**Task objective:**
Reproduce the records below verbatim, starting at their first line and ending at the line that contains "show-key-button[interactable]: 表示 bbox=[884, 131, 950, 154]", with that line included.

**Entries shown:**
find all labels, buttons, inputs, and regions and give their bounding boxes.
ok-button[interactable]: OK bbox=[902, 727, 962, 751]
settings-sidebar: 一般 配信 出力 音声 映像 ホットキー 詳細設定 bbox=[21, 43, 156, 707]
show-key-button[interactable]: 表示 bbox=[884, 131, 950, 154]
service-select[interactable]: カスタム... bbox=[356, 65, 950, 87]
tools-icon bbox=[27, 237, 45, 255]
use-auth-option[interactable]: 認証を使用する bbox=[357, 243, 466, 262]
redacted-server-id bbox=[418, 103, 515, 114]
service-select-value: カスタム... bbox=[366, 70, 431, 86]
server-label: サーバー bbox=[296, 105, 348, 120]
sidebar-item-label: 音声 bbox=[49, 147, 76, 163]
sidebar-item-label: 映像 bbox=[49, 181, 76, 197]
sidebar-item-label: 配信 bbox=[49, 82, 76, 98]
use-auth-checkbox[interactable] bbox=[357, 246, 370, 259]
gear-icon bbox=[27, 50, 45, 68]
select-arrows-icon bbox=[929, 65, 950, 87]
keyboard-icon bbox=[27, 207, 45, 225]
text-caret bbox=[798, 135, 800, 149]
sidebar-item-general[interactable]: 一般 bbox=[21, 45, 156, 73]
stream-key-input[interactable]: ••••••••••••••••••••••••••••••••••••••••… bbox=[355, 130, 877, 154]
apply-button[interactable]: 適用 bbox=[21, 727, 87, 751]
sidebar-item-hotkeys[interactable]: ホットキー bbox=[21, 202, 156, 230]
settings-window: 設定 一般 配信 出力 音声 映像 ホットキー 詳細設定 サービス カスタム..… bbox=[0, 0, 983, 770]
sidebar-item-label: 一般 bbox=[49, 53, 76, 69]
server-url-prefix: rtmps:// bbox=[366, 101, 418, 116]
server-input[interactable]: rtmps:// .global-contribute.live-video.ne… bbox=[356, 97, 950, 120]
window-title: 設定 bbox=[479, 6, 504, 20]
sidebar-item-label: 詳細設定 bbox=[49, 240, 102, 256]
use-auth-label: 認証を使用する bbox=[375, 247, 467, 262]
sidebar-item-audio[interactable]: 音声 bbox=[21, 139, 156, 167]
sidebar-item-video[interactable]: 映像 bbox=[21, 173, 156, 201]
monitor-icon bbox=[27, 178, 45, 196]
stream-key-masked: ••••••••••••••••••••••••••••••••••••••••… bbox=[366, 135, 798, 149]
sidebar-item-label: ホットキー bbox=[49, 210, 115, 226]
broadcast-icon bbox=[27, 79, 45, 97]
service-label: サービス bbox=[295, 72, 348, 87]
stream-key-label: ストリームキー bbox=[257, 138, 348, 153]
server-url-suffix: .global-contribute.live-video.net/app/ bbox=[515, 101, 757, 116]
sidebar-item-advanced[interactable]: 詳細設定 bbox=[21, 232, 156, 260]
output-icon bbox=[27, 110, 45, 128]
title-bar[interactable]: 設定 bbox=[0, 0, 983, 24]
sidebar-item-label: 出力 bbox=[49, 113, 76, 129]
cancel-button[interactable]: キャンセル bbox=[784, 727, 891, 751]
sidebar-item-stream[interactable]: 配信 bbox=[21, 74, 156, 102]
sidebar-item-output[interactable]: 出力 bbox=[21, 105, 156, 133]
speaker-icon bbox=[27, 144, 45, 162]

**Final result:**
find all labels, buttons, inputs, and regions and give their bounding boxes.
ok-button[interactable]: OK bbox=[902, 727, 962, 751]
settings-sidebar: 一般 配信 出力 音声 映像 ホットキー 詳細設定 bbox=[21, 43, 156, 707]
show-key-button[interactable]: 表示 bbox=[884, 131, 950, 154]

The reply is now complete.